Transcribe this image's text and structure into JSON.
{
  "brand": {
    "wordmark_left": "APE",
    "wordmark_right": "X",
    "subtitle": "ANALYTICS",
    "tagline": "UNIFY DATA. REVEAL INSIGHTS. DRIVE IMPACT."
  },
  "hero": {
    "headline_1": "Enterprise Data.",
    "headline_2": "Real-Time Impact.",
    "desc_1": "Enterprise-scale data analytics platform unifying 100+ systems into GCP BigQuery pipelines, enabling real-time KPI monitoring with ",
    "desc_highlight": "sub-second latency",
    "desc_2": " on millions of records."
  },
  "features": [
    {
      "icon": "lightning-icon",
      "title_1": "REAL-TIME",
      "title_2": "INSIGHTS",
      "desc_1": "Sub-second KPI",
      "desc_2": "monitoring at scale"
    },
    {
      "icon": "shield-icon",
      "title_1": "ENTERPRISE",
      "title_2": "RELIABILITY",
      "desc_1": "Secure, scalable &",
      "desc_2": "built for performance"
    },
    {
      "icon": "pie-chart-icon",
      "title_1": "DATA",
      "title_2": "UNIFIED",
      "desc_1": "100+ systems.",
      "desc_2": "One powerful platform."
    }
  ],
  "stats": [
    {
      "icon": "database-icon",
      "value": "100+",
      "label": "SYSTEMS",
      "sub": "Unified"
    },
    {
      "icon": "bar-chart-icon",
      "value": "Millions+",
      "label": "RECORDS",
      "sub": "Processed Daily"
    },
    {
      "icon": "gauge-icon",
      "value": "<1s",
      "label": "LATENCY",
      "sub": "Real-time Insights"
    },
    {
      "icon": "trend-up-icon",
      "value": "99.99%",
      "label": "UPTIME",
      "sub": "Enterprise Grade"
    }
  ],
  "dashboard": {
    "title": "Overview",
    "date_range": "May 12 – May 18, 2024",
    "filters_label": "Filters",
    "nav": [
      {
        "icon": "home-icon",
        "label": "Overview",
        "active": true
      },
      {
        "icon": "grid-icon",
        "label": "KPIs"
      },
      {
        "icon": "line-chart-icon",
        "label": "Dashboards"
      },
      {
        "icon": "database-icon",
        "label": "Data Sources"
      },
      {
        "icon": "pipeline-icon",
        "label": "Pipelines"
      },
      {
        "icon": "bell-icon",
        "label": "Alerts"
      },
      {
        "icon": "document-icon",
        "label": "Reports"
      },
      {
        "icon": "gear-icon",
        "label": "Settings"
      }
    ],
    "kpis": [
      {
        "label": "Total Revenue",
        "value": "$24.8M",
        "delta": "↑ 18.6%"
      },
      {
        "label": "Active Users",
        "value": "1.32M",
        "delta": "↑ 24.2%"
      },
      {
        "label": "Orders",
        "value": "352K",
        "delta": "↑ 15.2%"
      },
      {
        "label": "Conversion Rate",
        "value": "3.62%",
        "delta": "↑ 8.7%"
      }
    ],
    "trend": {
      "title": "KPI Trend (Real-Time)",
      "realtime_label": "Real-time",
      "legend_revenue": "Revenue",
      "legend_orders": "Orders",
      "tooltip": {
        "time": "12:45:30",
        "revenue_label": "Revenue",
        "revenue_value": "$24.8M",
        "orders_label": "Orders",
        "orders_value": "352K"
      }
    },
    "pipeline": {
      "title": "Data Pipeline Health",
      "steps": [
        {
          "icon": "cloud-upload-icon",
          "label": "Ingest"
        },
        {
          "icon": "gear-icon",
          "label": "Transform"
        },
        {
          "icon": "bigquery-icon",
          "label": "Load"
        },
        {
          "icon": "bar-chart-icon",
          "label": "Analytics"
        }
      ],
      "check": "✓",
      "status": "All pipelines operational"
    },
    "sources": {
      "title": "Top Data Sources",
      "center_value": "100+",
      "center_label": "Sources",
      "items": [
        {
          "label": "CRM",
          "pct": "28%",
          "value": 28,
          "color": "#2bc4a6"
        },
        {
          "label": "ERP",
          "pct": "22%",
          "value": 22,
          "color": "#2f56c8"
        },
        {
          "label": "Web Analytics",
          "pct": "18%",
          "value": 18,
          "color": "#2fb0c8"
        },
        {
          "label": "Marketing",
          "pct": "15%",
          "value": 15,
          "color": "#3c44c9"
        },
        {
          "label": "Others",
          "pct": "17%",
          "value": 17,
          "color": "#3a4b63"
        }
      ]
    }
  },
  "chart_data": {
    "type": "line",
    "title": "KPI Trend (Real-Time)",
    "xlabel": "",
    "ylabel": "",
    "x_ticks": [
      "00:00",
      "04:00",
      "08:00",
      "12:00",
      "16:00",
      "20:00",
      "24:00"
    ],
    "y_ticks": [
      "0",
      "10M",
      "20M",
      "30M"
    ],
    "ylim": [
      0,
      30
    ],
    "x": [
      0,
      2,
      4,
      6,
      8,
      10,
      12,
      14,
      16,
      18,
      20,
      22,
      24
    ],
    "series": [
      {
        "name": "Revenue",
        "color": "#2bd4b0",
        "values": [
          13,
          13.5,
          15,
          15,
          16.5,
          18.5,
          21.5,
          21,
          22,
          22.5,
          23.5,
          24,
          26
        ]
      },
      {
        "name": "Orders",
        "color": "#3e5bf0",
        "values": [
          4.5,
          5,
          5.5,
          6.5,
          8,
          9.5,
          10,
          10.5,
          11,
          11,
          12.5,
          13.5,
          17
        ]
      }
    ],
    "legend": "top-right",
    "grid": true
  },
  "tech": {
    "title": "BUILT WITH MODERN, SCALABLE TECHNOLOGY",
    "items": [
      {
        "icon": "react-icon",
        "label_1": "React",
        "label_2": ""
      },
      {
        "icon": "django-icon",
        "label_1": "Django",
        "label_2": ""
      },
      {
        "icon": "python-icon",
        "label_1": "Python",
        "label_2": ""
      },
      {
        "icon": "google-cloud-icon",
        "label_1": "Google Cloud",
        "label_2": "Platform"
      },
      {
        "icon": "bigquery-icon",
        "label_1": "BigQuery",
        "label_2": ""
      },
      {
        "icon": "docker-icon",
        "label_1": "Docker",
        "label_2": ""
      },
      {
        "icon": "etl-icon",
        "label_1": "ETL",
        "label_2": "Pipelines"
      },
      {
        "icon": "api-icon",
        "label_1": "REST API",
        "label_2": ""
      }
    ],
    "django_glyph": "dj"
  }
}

• • •

• _PROBLEM REQUIREMENTS_
Please set down all the data word for word.

• _SOLUTION FOR THIS TASK_
Transcribe this image's text and structure into JSON.
{
  "brand": {
    "wordmark_left": "APE",
    "wordmark_right": "X",
    "subtitle": "ANALYTICS",
    "tagline": "UNIFY DATA. REVEAL INSIGHTS. DRIVE IMPACT."
  },
  "hero": {
    "headline_1": "Enterprise Data.",
    "headline_2": "Real-Time Impact.",
    "desc_1": "Enterprise-scale data analytics platform unifying 100+ systems into GCP BigQuery pipelines, enabling real-time KPI monitoring with ",
    "desc_highlight": "sub-second latency",
    "desc_2": " on millions of records."
  },
  "features": [
    {
      "icon": "lightning-icon",
      "title_1": "REAL-TIME",
      "title_2": "INSIGHTS",
      "desc_1": "Sub-second KPI",
      "desc_2": "monitoring at scale"
    },
    {
      "icon": "shield-icon",
      "title_1": "ENTERPRISE",
      "title_2": "RELIABILITY",
      "desc_1": "Secure, scalable &",
      "desc_2": "built for performance"
    },
    {
      "icon": "pie-chart-icon",
      "title_1": "DATA",
      "title_2": "UNIFIED",
      "desc_1": "100+ systems.",
      "desc_2": "One powerful platform."
    }
  ],
  "stats": [
    {
      "icon": "database-icon",
      "value": "100+",
      "label": "SYSTEMS",
      "sub": "Unified"
    },
    {
      "icon": "bar-chart-icon",
      "value": "Millions+",
      "label": "RECORDS",
      "sub": "Processed Daily"
    },
    {
      "icon": "gauge-icon",
      "value": "<1s",
      "label": "LATENCY",
      "sub": "Real-time Insights"
    },
    {
      "icon": "trend-up-icon",
      "value": "99.99%",
      "label": "UPTIME",
      "sub": "Enterprise Grade"
    }
  ],
  "dashboard": {
    "title": "Overview",
    "date_range": "May 12 – May 18, 2024",
    "filters_label": "Filters",
    "nav": [
      {
        "icon": "home-icon",
        "label": "Overview",
        "active": true
      },
      {
        "icon": "grid-icon",
        "label": "KPIs"
      },
      {
        "icon": "line-chart-icon",
        "label": "Dashboards"
      },
      {
        "icon": "database-icon",
        "label": "Data Sources"
      },
      {
        "icon": "pipeline-icon",
        "label": "Pipelines"
      },
      {
        "icon": "bell-icon",
        "label": "Alerts"
      },
      {
        "icon": "document-icon",
        "label": "Reports"
      },
      {
        "icon": "gear-icon",
        "label": "Settings"
      }
    ],
    "kpis": [
      {
        "label": "Total Revenue",
        "value": "$24.8M",
        "delta": "↑ 18.6%"
      },
      {
        "label": "Active Users",
        "value": "1.32M",
        "delta": "↑ 24.2%"
      },
      {
        "label": "Orders",
        "value": "352K",
        "delta": "↑ 15.2%"
      },
      {
        "label": "Conversion Rate",
        "value": "3.62%",
        "delta": "↑ 8.7%"
      }
    ],
    "trend": {
      "title": "KPI Trend (Real-Time)",
      "realtime_label": "Real-time",
      "legend_revenue": "Revenue",
      "legend_orders": "Orders",
      "tooltip": {
        "time": "12:45:30",
        "revenue_label": "Revenue",
        "revenue_value": "$24.8M",
        "orders_label": "Orders",
        "orders_value": "352K"
      }
    },
    "pipeline": {
      "title": "Data Pipeline Health",
      "steps": [
        {
          "icon": "cloud-upload-icon",
          "label": "Ingest"
        },
        {
          "icon": "gear-icon",
          "label": "Transform"
        },
        {
          "icon": "bigquery-icon",
          "label": "Load"
        },
        {
          "icon": "bar-chart-icon",
          "label": "Analytics"
        }
      ],
      "check": "✓",
      "status": "All pipelines operational"
    },
    "sources": {
      "title": "Top Data Sources",
      "center_value": "100+",
      "center_label": "Sources",
      "items": [
        {
          "label": "CRM",
          "pct": "28%",
          "value": 28,
          "color": "#2bc4a6"
        },
        {
          "label": "ERP",
          "pct": "22%",
          "value": 22,
          "color": "#2f56c8"
        },
        {
          "label": "Web Analytics",
          "pct": "18%",
          "value": 18,
          "color": "#2fb0c8"
        },
        {
          "label": "Marketing",
          "pct": "15%",
          "value": 15,
          "color": "#3c44c9"
        },
        {
          "label": "Others",
          "pct": "17%",
          "value": 17,
          "color": "#3a4b63"
        }
      ]
    }
  },
  "chart_data": {
    "type": "line",
    "title": "KPI Trend (Real-Time)",
    "xlabel": "",
    "ylabel": "",
    "x_ticks": [
      "00:00",
      "04:00",
      "08:00",
      "12:00",
      "16:00",
      "20:00",
      "24:00"
    ],
    "y_ticks": [
      "0",
      "10M",
      "20M",
      "30M"
    ],
    "ylim": [
      0,
      30
    ],
    "x": [
      0,
      2,
      4,
      6,
      8,
      10,
      12,
      14,
      16,
      18,
      20,
      22,
      24
    ],
    "series": [
      {
        "name": "Revenue",
        "color": "#2bd4b0",
        "values": [
          13,
          13.5,
          15,
          15,
          16.5,
          18.5,
          21.5,
          21,
          22,
          22.5,
          23.5,
          24,
          26
        ]
      },
      {
        "name": "Orders",
        "color": "#3e5bf0",
        "values": [
          4.5,
          5,
          5.5,
          6.5,
          8,
          9.5,
          10,
          10.5,
          11,
          11,
          12.5,
          13.5,
          17
        ]
      }
    ],
    "legend": "top-right",
    "grid": true
  },
  "tech": {
    "title": "BUILT WITH MODERN, SCALABLE TECHNOLOGY",
    "items": [
      {
        "icon": "react-icon",
        "label_1": "React",
        "label_2": ""
      },
      {
        "icon": "django-icon",
        "label_1": "Django",
        "label_2": ""
      },
      {
        "icon": "python-icon",
        "label_1": "Python",
        "label_2": ""
      },
      {
        "icon": "google-cloud-icon",
        "label_1": "Google Cloud",
        "label_2": "Platform"
      },
      {
        "icon": "bigquery-icon",
        "label_1": "BigQuery",
        "label_2": ""
      },
      {
        "icon": "docker-icon",
        "label_1": "Docker",
        "label_2": ""
      },
      {
        "icon": "etl-icon",
        "label_1": "ETL",
        "label_2": "Pipelines"
      },
      {
        "icon": "api-icon",
        "label_1": "REST API",
        "label_2": ""
      }
    ],
    "django_glyph": "dj"
  }
}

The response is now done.